### Collected data:
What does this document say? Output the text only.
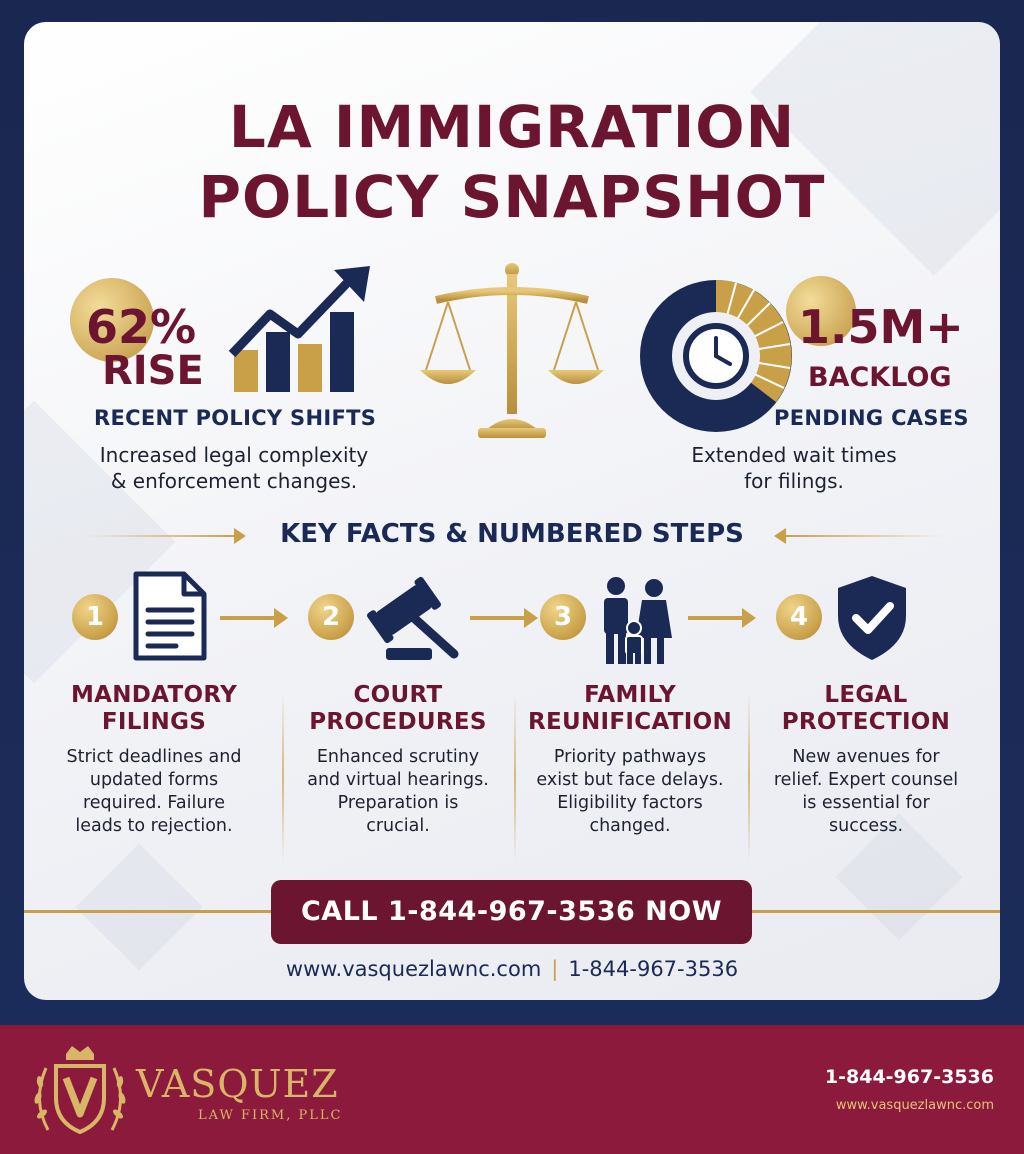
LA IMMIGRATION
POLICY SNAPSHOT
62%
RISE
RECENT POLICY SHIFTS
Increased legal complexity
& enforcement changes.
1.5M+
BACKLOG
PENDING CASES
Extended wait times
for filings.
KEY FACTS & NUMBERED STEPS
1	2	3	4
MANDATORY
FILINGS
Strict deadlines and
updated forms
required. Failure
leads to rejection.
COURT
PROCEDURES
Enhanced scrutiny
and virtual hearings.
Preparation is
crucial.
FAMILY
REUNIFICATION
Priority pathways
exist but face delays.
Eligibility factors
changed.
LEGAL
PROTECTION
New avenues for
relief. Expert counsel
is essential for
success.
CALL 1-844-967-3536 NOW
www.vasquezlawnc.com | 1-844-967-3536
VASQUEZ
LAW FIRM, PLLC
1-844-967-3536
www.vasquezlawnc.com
* * *
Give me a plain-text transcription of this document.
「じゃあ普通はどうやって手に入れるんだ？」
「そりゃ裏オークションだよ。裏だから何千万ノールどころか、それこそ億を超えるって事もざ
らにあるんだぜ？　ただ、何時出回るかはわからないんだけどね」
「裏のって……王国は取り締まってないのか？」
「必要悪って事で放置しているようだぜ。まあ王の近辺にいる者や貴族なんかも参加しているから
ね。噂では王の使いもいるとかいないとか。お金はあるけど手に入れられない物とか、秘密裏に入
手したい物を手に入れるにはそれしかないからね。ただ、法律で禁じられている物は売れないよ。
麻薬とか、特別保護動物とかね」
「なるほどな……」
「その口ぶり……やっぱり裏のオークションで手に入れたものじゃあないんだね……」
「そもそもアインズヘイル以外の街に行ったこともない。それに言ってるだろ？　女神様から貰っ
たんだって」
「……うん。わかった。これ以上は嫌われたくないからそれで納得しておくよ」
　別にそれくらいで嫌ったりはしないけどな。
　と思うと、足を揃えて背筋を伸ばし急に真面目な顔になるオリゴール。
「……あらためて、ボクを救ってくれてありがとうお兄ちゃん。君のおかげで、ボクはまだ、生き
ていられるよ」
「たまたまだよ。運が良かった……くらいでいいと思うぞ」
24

### The problem:
Tally up the lines in the records that contain the word "vasquezlawnc" and give only the total.

### Task solution:
2